• [DIRECTIONS]
Keep only the lines that hold the string "particles", filtering out the rest of the entries below.

• [DATA ROWS]
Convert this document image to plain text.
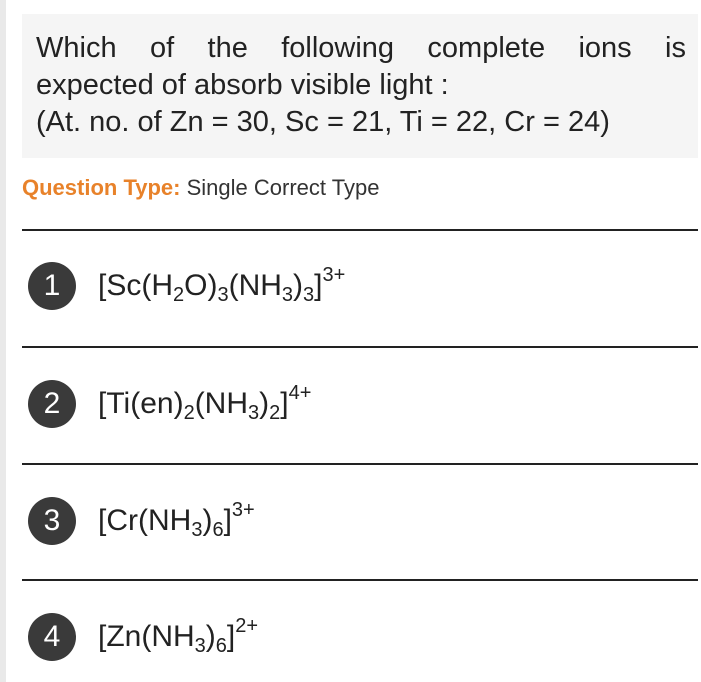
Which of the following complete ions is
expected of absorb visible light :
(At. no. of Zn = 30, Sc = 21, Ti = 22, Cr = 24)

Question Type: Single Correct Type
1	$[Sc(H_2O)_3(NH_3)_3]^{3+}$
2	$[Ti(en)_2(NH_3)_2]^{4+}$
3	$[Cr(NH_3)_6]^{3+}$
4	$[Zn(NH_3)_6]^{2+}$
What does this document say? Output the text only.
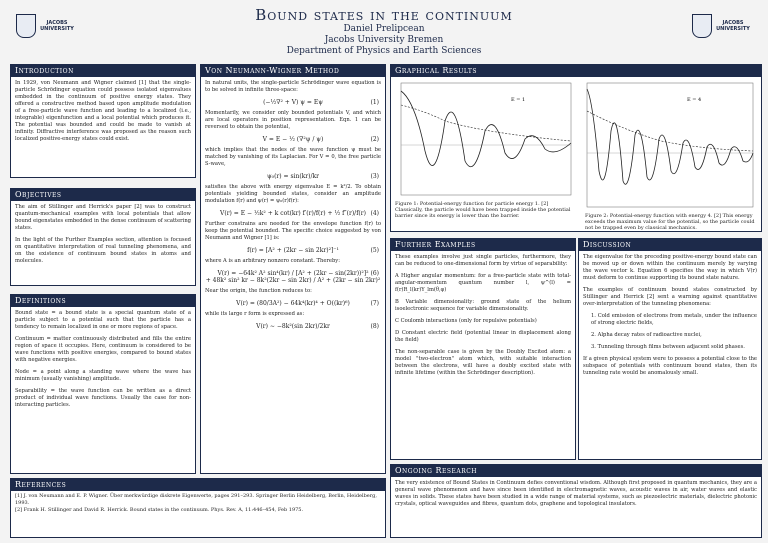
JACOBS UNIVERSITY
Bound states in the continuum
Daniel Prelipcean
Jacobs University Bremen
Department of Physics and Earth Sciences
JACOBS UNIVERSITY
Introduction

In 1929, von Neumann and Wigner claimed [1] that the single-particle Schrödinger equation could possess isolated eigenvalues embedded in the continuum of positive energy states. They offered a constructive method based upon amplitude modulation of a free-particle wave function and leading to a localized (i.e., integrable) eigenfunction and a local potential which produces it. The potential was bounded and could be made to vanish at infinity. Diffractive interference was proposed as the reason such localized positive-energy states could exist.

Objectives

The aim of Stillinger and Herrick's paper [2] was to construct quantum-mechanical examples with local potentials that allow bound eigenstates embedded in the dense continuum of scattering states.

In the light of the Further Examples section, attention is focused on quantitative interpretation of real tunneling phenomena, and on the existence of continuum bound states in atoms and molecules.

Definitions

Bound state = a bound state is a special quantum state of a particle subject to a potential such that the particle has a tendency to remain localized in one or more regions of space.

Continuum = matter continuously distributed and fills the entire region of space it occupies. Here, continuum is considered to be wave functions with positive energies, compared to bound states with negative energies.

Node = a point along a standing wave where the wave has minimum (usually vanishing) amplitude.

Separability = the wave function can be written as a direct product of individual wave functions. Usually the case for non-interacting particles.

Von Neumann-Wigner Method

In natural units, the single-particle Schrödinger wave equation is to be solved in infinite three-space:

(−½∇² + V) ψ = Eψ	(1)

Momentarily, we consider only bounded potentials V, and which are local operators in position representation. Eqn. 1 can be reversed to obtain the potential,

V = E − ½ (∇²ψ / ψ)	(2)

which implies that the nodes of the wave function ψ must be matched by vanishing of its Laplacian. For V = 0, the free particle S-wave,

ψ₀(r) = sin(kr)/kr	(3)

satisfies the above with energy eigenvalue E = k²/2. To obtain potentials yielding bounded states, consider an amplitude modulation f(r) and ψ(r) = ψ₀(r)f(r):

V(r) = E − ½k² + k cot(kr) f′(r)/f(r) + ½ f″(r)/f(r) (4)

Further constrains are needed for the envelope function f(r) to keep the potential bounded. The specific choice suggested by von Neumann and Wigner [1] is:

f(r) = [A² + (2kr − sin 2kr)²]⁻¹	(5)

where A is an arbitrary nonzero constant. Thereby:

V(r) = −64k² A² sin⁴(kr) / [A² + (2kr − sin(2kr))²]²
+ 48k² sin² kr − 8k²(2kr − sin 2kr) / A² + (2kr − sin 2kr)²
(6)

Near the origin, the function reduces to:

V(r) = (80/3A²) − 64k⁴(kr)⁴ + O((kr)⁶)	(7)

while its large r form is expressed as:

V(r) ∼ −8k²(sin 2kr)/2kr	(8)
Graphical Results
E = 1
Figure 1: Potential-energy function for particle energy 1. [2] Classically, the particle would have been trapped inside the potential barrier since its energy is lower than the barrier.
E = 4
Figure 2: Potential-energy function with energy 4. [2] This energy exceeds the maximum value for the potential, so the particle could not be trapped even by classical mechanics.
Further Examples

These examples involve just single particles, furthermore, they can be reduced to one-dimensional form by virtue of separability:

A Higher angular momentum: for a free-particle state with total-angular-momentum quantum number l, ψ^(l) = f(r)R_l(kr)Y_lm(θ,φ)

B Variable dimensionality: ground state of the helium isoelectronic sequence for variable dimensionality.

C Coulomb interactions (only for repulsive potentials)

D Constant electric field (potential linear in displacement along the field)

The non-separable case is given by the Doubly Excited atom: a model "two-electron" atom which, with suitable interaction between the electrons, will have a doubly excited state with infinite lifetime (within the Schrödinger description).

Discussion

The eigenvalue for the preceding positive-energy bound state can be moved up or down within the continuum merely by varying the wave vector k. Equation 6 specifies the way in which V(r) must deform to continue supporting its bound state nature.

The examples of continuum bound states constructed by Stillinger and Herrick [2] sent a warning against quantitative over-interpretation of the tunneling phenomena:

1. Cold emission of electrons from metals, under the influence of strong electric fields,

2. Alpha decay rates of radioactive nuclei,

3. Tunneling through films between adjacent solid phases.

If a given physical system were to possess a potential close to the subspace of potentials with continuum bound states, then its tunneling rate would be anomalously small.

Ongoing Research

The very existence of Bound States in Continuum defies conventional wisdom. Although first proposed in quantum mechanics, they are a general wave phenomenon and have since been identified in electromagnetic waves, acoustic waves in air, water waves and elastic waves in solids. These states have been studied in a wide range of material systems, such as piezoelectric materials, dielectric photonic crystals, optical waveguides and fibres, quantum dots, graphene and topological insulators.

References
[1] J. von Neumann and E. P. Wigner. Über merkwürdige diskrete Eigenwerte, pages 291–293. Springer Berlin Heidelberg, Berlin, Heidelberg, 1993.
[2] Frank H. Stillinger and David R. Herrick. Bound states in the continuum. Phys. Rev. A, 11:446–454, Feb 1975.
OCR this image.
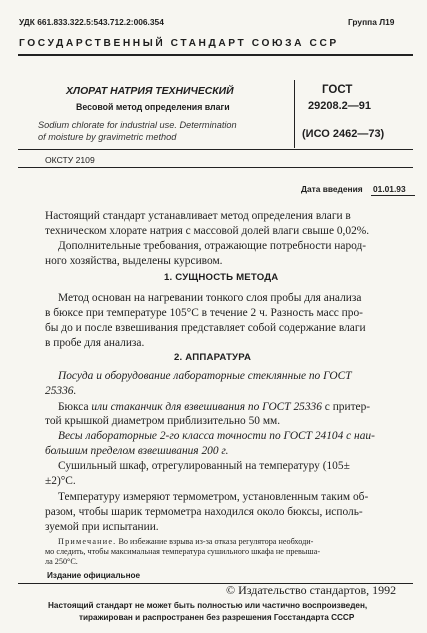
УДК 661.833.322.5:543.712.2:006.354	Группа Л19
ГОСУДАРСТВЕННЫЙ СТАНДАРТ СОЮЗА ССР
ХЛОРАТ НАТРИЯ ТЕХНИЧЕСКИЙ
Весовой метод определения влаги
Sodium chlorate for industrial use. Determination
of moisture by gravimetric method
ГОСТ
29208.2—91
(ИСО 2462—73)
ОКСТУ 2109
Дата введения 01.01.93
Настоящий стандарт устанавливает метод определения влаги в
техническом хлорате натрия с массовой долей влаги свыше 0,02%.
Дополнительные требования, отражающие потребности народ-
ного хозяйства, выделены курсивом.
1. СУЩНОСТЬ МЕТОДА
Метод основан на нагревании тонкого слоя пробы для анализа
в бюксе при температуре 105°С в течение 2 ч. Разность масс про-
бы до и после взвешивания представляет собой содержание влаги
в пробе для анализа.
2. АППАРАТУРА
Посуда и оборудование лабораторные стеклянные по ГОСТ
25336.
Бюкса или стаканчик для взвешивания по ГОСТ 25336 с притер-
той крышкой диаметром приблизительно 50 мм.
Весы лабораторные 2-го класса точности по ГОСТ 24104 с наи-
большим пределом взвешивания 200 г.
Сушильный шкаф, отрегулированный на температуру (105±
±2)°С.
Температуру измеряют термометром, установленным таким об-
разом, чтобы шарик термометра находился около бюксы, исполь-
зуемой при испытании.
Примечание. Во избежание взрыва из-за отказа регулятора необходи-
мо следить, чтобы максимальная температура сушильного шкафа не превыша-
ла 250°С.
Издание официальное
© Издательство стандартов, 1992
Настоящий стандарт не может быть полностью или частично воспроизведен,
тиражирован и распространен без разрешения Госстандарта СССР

...

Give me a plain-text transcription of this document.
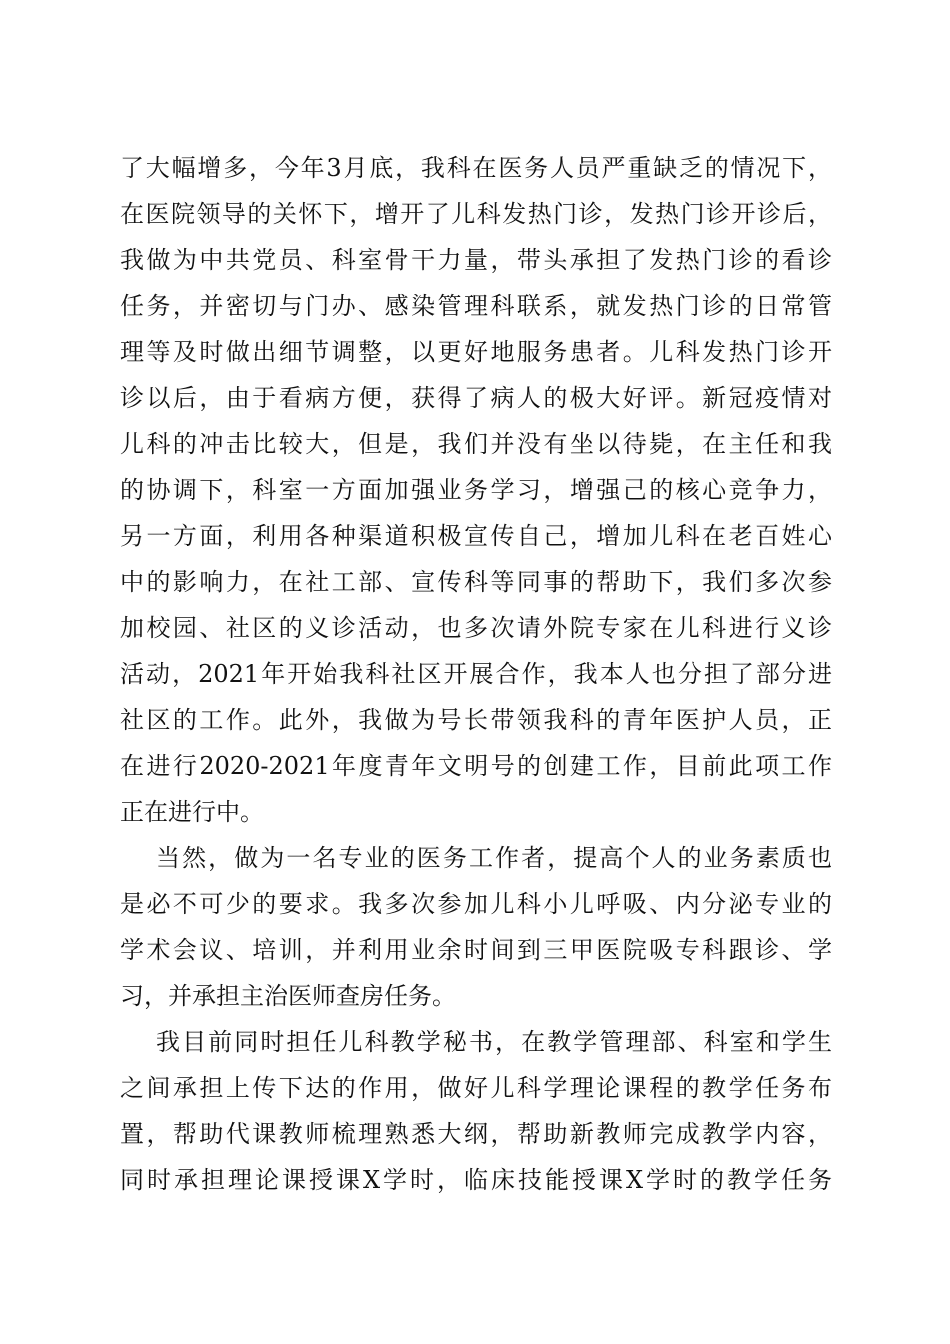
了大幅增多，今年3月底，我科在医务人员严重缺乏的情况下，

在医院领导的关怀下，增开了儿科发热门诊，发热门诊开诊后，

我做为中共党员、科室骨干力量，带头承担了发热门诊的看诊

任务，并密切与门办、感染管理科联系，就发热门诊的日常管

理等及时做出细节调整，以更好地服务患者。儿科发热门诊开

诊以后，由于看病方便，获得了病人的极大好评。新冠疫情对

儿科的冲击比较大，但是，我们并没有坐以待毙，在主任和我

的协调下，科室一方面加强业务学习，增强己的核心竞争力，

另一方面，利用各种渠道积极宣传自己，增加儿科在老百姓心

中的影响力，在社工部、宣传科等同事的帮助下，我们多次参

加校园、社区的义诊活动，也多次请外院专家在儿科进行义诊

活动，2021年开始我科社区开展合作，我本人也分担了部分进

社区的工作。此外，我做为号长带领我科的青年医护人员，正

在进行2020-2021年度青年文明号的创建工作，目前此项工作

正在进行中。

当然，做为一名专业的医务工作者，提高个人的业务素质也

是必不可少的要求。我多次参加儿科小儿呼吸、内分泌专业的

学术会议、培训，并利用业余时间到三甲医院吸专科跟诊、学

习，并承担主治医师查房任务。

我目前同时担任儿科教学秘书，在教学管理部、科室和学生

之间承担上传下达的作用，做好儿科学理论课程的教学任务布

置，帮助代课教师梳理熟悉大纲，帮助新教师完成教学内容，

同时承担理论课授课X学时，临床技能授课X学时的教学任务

==

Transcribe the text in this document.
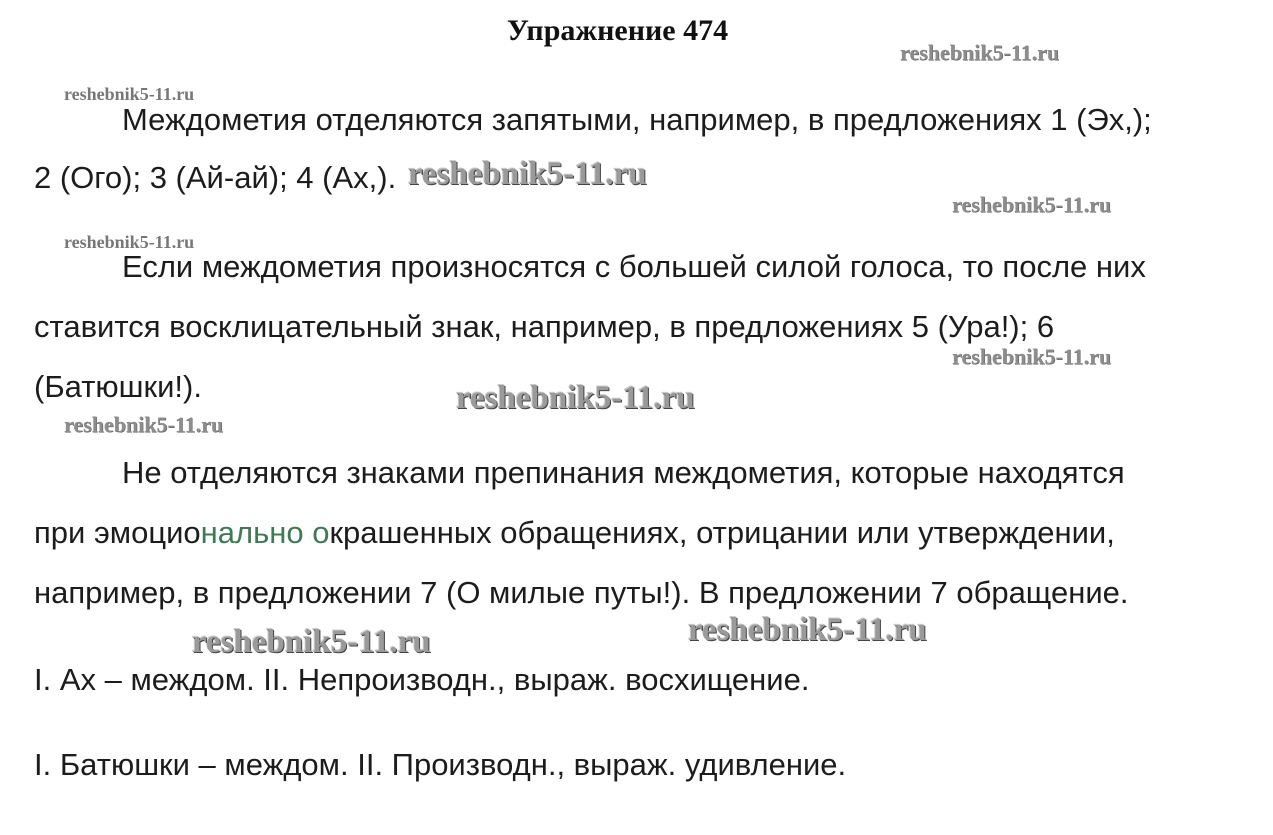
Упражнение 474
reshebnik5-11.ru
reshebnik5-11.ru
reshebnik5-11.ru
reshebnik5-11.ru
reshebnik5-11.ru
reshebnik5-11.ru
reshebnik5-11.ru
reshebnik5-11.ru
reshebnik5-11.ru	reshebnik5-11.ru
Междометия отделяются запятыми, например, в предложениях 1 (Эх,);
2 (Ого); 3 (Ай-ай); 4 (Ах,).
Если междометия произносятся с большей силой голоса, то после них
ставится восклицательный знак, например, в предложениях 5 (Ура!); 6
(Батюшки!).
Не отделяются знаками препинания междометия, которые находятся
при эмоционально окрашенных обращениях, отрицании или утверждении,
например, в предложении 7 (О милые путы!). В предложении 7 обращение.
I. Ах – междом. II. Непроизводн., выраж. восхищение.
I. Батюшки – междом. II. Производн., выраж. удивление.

• [ANSWER TO THIS EXERCISE]
Separability = the wave function can be written as a direct product of individual wave functions. Usually the case for non-interacting particles.
These examples involve just single particles, furthermore, they can be reduced to one-dimensional form by virtue of separability:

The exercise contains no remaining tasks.